**Task details:** Look through the data below and report how many lines include "keng". Only the number should be given.

[A block of data]
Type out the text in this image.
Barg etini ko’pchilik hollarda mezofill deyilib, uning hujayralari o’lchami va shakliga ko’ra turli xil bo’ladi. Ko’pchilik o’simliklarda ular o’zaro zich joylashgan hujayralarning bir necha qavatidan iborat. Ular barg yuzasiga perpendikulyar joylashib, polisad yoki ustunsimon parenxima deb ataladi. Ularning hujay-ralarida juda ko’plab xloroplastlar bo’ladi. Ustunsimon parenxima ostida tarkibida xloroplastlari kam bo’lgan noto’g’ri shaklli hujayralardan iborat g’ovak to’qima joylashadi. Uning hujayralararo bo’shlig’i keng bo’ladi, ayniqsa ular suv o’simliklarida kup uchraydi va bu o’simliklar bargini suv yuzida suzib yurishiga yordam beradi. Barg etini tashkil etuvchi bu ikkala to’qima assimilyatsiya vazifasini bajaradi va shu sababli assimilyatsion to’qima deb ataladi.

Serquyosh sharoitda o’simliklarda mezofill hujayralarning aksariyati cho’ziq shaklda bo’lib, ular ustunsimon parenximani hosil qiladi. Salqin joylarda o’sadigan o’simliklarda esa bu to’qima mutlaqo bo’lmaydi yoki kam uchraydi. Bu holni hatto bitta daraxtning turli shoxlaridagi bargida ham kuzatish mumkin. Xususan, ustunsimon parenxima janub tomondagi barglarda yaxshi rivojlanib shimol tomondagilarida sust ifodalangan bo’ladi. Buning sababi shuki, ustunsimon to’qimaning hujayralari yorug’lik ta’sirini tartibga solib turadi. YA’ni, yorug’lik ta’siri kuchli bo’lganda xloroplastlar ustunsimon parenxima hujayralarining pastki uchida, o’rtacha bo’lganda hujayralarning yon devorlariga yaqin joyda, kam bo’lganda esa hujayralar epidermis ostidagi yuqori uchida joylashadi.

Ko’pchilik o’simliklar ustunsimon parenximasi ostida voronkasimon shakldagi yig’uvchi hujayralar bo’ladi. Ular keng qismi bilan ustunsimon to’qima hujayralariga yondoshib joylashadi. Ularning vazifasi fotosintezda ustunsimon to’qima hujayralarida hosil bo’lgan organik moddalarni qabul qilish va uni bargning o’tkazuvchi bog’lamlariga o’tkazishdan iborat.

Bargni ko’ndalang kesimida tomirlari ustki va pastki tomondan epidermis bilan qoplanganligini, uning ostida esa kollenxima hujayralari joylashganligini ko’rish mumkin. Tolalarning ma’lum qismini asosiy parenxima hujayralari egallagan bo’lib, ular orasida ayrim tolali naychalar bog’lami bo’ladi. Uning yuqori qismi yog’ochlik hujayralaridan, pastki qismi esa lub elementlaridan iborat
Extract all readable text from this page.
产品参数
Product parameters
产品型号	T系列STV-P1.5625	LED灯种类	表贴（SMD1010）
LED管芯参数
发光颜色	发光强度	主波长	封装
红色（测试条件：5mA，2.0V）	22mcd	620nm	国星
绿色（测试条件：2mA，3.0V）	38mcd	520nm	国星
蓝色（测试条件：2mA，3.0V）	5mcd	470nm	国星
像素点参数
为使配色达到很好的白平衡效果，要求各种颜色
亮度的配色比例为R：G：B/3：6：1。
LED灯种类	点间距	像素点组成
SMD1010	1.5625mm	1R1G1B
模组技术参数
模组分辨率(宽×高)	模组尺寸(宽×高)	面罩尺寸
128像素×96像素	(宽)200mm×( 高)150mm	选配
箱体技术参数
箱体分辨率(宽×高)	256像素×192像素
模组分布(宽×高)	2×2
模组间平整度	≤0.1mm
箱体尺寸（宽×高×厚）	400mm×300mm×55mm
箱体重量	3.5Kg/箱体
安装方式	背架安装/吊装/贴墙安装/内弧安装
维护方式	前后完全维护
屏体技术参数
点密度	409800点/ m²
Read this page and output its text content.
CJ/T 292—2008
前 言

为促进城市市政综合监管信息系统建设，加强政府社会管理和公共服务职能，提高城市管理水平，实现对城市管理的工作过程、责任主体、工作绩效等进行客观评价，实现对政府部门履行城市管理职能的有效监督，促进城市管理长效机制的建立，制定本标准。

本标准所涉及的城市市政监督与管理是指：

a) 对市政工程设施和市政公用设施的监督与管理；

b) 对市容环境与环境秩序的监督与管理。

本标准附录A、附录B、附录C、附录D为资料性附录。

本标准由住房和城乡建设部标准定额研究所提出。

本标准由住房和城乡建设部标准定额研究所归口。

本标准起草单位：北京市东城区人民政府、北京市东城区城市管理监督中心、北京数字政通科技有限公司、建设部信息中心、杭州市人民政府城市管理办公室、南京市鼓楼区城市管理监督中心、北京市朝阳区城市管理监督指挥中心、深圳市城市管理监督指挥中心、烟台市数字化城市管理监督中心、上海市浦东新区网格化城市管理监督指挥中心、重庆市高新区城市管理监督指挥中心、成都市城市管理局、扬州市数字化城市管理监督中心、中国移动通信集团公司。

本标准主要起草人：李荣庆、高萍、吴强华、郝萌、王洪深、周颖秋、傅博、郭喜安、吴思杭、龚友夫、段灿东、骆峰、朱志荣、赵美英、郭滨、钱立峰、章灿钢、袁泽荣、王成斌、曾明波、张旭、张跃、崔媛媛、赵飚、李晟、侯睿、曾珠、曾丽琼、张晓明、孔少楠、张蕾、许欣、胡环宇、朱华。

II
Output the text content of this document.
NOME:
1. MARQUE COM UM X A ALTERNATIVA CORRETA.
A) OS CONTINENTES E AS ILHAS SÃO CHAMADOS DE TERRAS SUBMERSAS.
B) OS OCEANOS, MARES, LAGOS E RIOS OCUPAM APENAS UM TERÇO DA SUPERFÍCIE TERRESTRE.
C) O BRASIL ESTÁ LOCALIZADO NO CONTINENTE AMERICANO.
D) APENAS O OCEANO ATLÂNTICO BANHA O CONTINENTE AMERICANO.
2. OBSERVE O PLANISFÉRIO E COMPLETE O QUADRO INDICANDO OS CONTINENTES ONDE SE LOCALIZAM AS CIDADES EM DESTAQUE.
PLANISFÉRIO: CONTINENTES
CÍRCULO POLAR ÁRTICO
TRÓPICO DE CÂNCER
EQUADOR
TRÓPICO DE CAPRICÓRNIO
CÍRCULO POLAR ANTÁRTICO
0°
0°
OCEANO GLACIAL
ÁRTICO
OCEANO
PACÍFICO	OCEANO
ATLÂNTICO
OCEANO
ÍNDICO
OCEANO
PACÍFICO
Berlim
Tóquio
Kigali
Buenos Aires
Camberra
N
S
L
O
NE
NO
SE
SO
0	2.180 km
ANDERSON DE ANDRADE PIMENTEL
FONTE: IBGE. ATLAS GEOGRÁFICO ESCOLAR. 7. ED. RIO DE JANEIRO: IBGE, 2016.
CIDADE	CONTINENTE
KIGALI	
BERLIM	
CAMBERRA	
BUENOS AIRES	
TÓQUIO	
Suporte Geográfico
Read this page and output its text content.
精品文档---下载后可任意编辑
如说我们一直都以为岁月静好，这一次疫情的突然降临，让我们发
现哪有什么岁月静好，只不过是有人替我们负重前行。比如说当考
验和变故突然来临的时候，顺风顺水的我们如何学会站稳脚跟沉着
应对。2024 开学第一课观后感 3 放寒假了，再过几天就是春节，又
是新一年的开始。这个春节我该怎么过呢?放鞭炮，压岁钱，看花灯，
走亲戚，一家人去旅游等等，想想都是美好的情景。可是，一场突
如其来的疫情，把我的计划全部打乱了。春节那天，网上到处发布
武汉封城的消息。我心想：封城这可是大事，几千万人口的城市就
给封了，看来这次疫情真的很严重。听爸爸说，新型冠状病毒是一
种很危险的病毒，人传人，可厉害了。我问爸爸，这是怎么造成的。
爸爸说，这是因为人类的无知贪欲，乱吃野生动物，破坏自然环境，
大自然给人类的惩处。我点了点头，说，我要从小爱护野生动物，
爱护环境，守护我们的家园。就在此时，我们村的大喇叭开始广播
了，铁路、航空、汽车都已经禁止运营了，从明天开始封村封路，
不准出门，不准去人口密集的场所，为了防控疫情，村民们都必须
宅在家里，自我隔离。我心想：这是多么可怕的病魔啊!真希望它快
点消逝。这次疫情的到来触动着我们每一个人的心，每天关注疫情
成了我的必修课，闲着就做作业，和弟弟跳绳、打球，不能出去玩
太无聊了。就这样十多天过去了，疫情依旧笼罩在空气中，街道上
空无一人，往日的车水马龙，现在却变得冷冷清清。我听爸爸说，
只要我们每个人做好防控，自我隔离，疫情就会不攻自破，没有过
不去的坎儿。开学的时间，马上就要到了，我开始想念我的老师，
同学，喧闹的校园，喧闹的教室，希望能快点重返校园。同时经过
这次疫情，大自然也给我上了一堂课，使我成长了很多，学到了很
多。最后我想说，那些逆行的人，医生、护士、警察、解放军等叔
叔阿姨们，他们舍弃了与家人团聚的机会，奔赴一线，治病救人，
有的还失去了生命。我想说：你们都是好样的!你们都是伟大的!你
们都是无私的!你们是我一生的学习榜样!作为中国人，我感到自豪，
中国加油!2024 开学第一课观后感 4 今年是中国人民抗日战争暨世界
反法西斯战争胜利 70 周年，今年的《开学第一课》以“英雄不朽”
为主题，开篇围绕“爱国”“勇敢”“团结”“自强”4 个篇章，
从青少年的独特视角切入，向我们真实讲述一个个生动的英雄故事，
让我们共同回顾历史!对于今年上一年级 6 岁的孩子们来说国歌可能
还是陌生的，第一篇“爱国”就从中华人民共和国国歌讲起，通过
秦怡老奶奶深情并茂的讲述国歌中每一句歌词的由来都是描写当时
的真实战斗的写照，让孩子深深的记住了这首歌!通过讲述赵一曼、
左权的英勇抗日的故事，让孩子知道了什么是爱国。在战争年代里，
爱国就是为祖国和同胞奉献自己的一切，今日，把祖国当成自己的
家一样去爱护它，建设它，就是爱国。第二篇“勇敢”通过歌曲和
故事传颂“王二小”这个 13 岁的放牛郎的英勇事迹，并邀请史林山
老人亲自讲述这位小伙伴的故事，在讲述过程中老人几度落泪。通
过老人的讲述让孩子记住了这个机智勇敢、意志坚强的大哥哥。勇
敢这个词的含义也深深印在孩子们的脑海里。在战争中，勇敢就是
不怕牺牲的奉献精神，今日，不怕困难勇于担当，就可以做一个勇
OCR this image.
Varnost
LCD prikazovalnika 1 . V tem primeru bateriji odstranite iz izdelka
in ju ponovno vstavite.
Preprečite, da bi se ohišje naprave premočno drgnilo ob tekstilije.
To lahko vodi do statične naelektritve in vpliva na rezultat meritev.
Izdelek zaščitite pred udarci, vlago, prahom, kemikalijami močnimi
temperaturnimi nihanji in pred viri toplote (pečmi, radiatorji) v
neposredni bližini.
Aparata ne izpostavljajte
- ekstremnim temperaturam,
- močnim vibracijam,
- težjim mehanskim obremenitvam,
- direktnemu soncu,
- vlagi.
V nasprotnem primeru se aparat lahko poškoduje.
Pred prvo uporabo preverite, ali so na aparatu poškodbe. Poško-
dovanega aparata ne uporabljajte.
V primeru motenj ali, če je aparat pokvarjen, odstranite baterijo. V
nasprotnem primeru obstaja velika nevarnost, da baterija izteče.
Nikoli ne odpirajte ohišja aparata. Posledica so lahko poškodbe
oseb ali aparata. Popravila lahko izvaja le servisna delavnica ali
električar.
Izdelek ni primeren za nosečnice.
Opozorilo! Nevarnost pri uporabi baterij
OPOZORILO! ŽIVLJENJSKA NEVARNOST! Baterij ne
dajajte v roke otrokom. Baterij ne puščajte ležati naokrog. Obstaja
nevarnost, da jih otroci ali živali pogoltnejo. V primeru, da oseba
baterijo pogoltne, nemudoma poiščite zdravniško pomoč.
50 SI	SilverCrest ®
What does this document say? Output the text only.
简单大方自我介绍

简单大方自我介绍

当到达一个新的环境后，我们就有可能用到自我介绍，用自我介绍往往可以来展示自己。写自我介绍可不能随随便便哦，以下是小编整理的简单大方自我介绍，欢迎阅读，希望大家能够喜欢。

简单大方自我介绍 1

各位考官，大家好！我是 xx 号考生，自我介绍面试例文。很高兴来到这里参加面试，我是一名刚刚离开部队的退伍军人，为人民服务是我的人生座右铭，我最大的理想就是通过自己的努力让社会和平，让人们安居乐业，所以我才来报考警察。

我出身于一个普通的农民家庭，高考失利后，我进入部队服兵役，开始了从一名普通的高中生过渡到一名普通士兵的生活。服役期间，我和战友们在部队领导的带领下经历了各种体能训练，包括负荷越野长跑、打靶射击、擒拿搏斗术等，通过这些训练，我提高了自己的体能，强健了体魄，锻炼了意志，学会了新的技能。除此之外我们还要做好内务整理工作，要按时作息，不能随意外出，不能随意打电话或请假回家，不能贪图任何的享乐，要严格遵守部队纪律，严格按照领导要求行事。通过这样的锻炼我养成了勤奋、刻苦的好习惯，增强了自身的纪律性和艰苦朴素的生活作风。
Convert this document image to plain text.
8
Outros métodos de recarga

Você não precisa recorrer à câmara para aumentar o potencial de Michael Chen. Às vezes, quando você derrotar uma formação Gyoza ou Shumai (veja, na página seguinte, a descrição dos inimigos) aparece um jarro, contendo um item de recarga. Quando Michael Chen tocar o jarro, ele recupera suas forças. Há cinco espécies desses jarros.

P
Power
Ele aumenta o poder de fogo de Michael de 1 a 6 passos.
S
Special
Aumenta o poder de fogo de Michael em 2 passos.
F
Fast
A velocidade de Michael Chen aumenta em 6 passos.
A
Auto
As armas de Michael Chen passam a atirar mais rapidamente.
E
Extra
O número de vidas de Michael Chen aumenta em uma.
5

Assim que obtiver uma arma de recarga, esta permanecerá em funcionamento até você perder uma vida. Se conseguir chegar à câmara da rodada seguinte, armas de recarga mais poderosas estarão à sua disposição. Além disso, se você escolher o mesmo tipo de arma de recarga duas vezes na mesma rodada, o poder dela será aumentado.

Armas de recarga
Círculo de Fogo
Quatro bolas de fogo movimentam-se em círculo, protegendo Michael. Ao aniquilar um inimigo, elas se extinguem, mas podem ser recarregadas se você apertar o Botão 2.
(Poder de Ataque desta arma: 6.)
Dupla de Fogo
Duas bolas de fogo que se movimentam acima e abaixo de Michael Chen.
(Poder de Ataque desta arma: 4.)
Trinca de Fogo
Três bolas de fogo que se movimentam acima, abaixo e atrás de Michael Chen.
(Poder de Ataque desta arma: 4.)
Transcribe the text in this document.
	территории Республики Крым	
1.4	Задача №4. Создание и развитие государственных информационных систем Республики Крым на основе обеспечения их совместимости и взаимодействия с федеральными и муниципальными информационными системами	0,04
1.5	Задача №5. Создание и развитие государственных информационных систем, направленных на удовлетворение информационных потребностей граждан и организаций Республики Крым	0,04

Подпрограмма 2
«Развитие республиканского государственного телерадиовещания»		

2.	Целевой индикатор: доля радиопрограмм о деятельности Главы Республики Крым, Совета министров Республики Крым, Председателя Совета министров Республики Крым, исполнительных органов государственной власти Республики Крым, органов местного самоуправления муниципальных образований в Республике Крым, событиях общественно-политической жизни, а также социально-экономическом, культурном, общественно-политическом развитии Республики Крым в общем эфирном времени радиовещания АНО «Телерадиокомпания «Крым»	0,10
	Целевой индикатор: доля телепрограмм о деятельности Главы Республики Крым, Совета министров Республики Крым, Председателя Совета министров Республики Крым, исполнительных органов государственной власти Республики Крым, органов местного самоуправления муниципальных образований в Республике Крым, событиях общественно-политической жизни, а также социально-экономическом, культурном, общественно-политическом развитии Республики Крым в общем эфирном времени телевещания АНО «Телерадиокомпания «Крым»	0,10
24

**Complete output:** 2